Польские вопросы

• Сцена из спектакля “T.E.O.R.E.M.A.T”. Фото В.ЛУПОВСКОГОМарт для театральной Москвы прошел под знаком польского театра. В рамках специального проекта фестиваля “Золотая Маска” в столице были показаны пять спектаклей из Польши, много лет носившей неофициальный титул одной из самых театральных стран мира и сохраняющей передовые позиции в наши дни.
Среди режиссеров, чьи работы были показаны за эти две недели, – весь цвет сегодняшнего польского театра: бесспорный мэтр Кристиан Люпа и два его непохожих друг на друга ученика, Гжегож Яжина и Кшиштоф Варликовский. Плюс новое для российских театралов имя – Майя Клечевская, представительница поколения, пришедшего вслед за Варликовским и Яжиной. Плюс русско-польский перформанс “Железнодорожная опера”, развернувшийся в залах ожидания и на перроне Киевского вокзала. Плюс перформер-солист Войчех Земильский, польский аналог или, лучше сказать, наоборот, антипод нашего Евгения Гришковца.
Словом, сплошные плюсы и никаких минусов, кроме одного: каждый раз у входа в театр оставались те, кто попасть в зал не смог. Аншлаги каждый вечер, когда есть спектакль: хоть на “Достоевской” в Театре Армии, хоть в Кузьминках. Польский театр в Москве ждали, его хотели самостоятельно попробовать на ощупь, узнать его вкус, цвет и запах, благо он давал эту возможность. Потому что самая бросающаяся в глаза общая черта привезенных в Москву работ, резко отличающая их от большинства наших спектаклей, – это их подчеркнутая телесность, даже физиологичность. “Раздеваются догола и показывают видео”, – так, с изрядным ехидством, но и с несомненной наблюдательностью обобщил своеобразие польского театра один из расходящихся с последнего спектакля зрителей.

※ ※ ※

КОРОТКОЕ УПРАЖНЕНИЕ A
Ответьте по статье о польском театре на следующие вопросы:
(i) Сколько спектаклей из Польши показали в столице в рамках специального проекта фестиваля «Золотая Маска»?
(ii) Где развернулся перформанс «Железнодорожная опера»?
(iii) Какую общую черту привезенных в Москву работ статья называет самой бросающейся в глаза?

(Записи набора данных)
※ ※ ※

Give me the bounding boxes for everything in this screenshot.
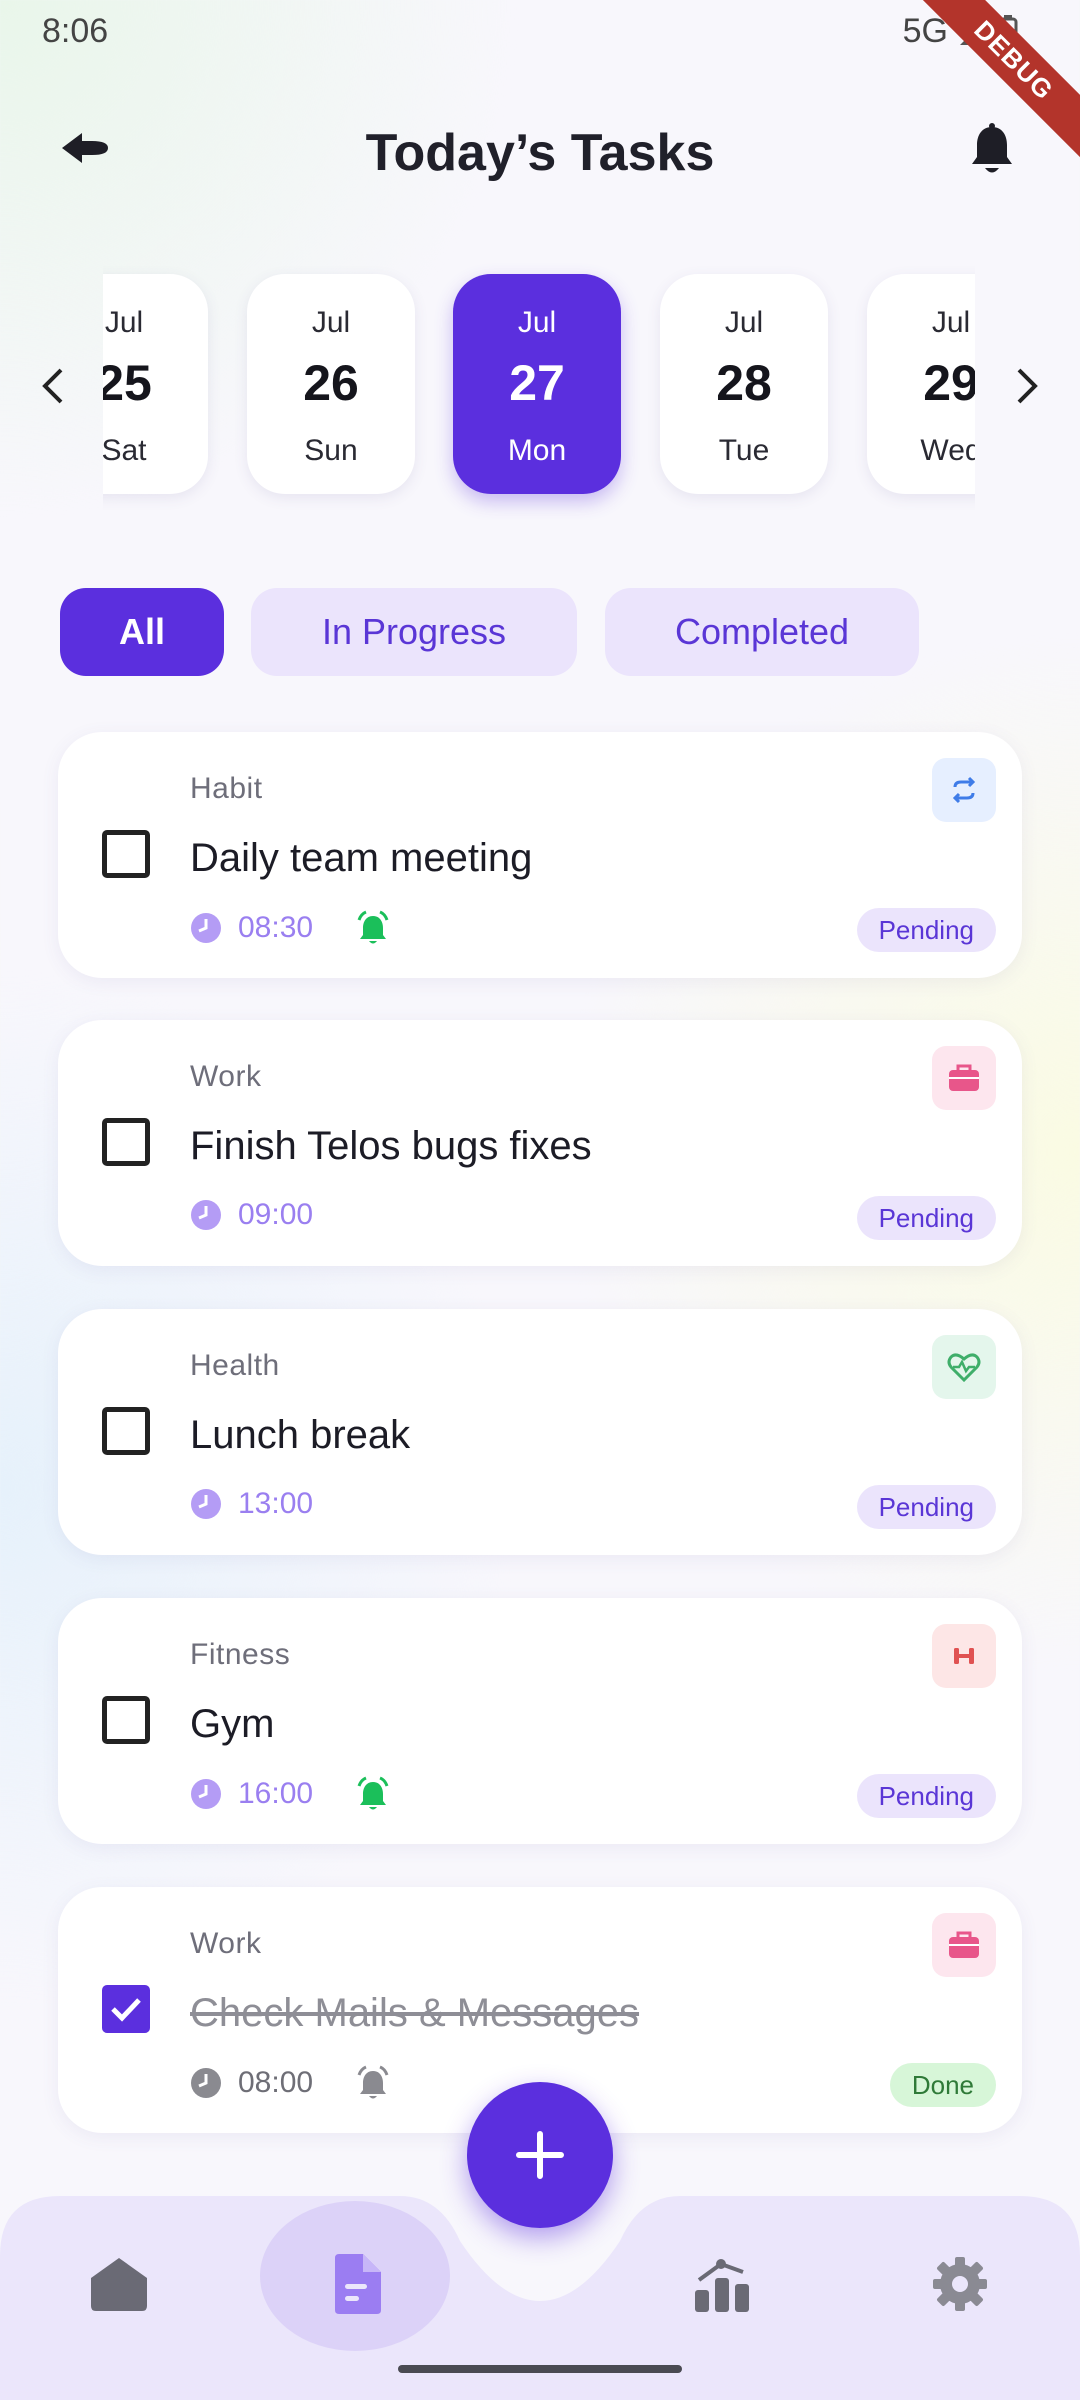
filter-chip-completed[interactable]: Completed (605, 588, 919, 676)
dumbbell-icon (932, 1624, 996, 1688)
task-time: 16:00 (238, 1777, 314, 1810)
date-month: Jul (724, 306, 764, 339)
task-card-gym[interactable]: Fitness Gym 16:00 Pending (58, 1598, 1022, 1844)
date-month: Jul (311, 306, 351, 339)
alarm-icon (355, 910, 391, 946)
task-time-row: 16:00 (190, 1776, 391, 1812)
date-month: Jul (931, 306, 971, 339)
filter-chip-all[interactable]: All (60, 588, 224, 676)
task-time-row: 13:00 (190, 1487, 313, 1521)
date-strip: Jul 25 Sat Jul 26 Sun Jul 27 Mon Jul 28 … (103, 260, 975, 520)
task-title: Daily team meeting (190, 836, 533, 880)
date-weekday: Wed (920, 434, 975, 467)
tasks-icon (335, 2254, 381, 2314)
task-card-finish-telos-bugs-fixes[interactable]: Work Finish Telos bugs fixes 09:00 Pendi… (58, 1020, 1022, 1266)
date-day: 25 (103, 355, 152, 411)
chevron-left-icon (42, 368, 63, 404)
clock-icon (191, 1489, 221, 1519)
alarm-icon (355, 1776, 391, 1812)
task-category: Habit (190, 772, 263, 805)
task-category: Fitness (190, 1638, 291, 1671)
status-badge: Pending (856, 1774, 996, 1818)
bell-icon (972, 123, 1012, 173)
home-icon (91, 2258, 147, 2311)
task-time: 09:00 (238, 1198, 314, 1231)
date-card-27-selected[interactable]: Jul 27 Mon (453, 274, 621, 494)
date-card-26[interactable]: Jul 26 Sun (247, 274, 415, 494)
date-card-25[interactable]: Jul 25 Sat (103, 274, 208, 494)
nav-stats[interactable] (674, 2236, 770, 2332)
task-time: 13:00 (238, 1487, 314, 1520)
chevron-right-icon (1017, 368, 1038, 404)
date-month: Jul (104, 306, 144, 339)
clock-icon (191, 1779, 221, 1809)
task-checkbox[interactable] (102, 1118, 150, 1166)
prev-date-button[interactable] (28, 356, 78, 416)
briefcase-icon (932, 1046, 996, 1110)
clock-icon (191, 1200, 221, 1230)
task-category: Health (190, 1349, 280, 1382)
task-time-row: 08:30 (190, 910, 391, 946)
date-weekday: Sun (304, 434, 358, 467)
task-category: Work (190, 1927, 262, 1960)
date-card-28[interactable]: Jul 28 Tue (660, 274, 828, 494)
date-weekday: Mon (507, 434, 567, 467)
status-badge: Pending (856, 908, 996, 952)
task-time-row: 09:00 (190, 1198, 313, 1232)
clock-icon (191, 2068, 221, 2098)
nav-tasks-selected[interactable] (309, 2236, 405, 2332)
date-weekday: Sat (103, 434, 147, 467)
alarm-icon (355, 2065, 391, 2101)
task-title: Finish Telos bugs fixes (190, 1124, 592, 1168)
status-badge: Done (889, 2063, 996, 2107)
task-time: 08:00 (238, 2066, 314, 2099)
briefcase-icon (932, 1913, 996, 1977)
task-title: Lunch break (190, 1413, 411, 1457)
date-day: 29 (923, 355, 975, 411)
next-date-button[interactable] (1002, 356, 1052, 416)
check-icon (111, 1998, 141, 2022)
status-badge: Pending (856, 1196, 996, 1240)
notifications-button[interactable] (960, 118, 1024, 182)
status-badge: Pending (856, 1485, 996, 1529)
date-weekday: Tue (718, 434, 770, 467)
date-month: Jul (517, 306, 557, 339)
add-task-button[interactable] (467, 2082, 613, 2228)
nav-home[interactable] (71, 2236, 167, 2332)
repeat-icon (932, 758, 996, 822)
home-indicator (398, 2365, 682, 2373)
task-checkbox[interactable] (102, 1696, 150, 1744)
nav-settings[interactable] (912, 2236, 1008, 2332)
task-card-daily-team-meeting[interactable]: Habit Daily team meeting 08:30 Pending (58, 732, 1022, 978)
task-time: 08:30 (238, 911, 314, 944)
heart-pulse-icon (932, 1335, 996, 1399)
stats-icon (695, 2259, 749, 2312)
task-title: Gym (190, 1702, 275, 1746)
date-day: 26 (303, 355, 359, 411)
settings-icon (933, 2257, 987, 2311)
plus-icon (516, 2131, 564, 2179)
filter-chip-in-progress[interactable]: In Progress (251, 588, 577, 676)
task-title: Check Mails & Messages (190, 1991, 640, 2035)
date-day: 28 (716, 355, 772, 411)
date-card-29[interactable]: Jul 29 Wed (867, 274, 975, 494)
task-checkbox[interactable] (102, 830, 150, 878)
task-category: Work (190, 1060, 262, 1093)
date-day: 27 (509, 355, 565, 411)
task-card-lunch-break[interactable]: Health Lunch break 13:00 Pending (58, 1309, 1022, 1555)
task-time-row: 08:00 (190, 2065, 391, 2101)
task-checkbox-checked[interactable] (102, 1985, 150, 2033)
status-time: 8:06 (42, 12, 109, 50)
clock-icon (191, 913, 221, 943)
task-checkbox[interactable] (102, 1407, 150, 1455)
page-title: Today’s Tasks (365, 124, 715, 182)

※ ※ ※

КОРОТКОЕ УПРАЖНЕНИЕ B
Обновите строки с данными на отрезке от строки, содержащей «588, 919, 676)», до строки, содержащей «date-month: Jul (931, 306, 971, 339)», включительно: замените «Jul» на «July», ничего больше не меняя, и выведите только эти строки.

ПИСЬМЕННЫЙ ОТВЕТ A
(i) Пять спектаклей.
(ii) В залах ожидания и на перроне Киевского вокзала.
(iii) Их подчеркнутую телесность, даже физиологичность.

ПИСЬМЕННЫЙ ОТВЕТ B
filter-chip-completed[interactable]: Completed (605, 588, 919, 676)
dumbbell-icon (932, 1624, 996, 1688)
task-time: 16:00 (238, 1777, 314, 1810)
date-month: July (724, 306, 764, 339)
task-card-gym[interactable]: Fitness Gym 16:00 Pending (58, 1598, 1022, 1844)
date-month: July (311, 306, 351, 339)
alarm-icon (355, 910, 391, 946)
task-time-row: 16:00 (190, 1776, 391, 1812)
date-month: July (931, 306, 971, 339)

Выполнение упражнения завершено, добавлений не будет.